> _Instruction_
Copy all of the material below exactly.

> _Records_
= = = =
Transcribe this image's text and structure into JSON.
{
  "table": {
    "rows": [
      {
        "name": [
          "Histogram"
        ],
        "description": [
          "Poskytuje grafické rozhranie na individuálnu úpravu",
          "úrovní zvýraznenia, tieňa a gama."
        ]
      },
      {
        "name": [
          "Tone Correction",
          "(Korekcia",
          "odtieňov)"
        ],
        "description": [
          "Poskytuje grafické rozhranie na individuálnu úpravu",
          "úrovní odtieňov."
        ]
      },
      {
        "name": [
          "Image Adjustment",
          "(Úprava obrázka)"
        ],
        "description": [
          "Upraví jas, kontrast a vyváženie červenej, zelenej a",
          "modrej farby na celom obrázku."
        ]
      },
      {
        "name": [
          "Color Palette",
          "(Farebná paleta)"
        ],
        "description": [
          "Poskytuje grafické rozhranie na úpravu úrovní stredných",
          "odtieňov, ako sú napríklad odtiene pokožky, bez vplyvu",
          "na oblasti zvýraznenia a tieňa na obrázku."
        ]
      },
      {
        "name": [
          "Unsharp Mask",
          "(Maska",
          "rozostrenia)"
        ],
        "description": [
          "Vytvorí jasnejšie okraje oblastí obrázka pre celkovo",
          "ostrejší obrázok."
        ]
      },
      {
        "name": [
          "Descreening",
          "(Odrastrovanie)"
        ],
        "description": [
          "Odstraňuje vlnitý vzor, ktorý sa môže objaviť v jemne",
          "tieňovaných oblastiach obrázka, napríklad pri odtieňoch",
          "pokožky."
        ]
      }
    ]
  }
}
= = = =
> _Answer for the task_
Transcribe this image's text and structure into JSON.
{
  "table": {
    "rows": [
      {
        "name": [
          "Histogram"
        ],
        "description": [
          "Poskytuje grafické rozhranie na individuálnu úpravu",
          "úrovní zvýraznenia, tieňa a gama."
        ]
      },
      {
        "name": [
          "Tone Correction",
          "(Korekcia",
          "odtieňov)"
        ],
        "description": [
          "Poskytuje grafické rozhranie na individuálnu úpravu",
          "úrovní odtieňov."
        ]
      },
      {
        "name": [
          "Image Adjustment",
          "(Úprava obrázka)"
        ],
        "description": [
          "Upraví jas, kontrast a vyváženie červenej, zelenej a",
          "modrej farby na celom obrázku."
        ]
      },
      {
        "name": [
          "Color Palette",
          "(Farebná paleta)"
        ],
        "description": [
          "Poskytuje grafické rozhranie na úpravu úrovní stredných",
          "odtieňov, ako sú napríklad odtiene pokožky, bez vplyvu",
          "na oblasti zvýraznenia a tieňa na obrázku."
        ]
      },
      {
        "name": [
          "Unsharp Mask",
          "(Maska",
          "rozostrenia)"
        ],
        "description": [
          "Vytvorí jasnejšie okraje oblastí obrázka pre celkovo",
          "ostrejší obrázok."
        ]
      },
      {
        "name": [
          "Descreening",
          "(Odrastrovanie)"
        ],
        "description": [
          "Odstraňuje vlnitý vzor, ktorý sa môže objaviť v jemne",
          "tieňovaných oblastiach obrázka, napríklad pri odtieňoch",
          "pokožky."
        ]
      }
    ]
  }
}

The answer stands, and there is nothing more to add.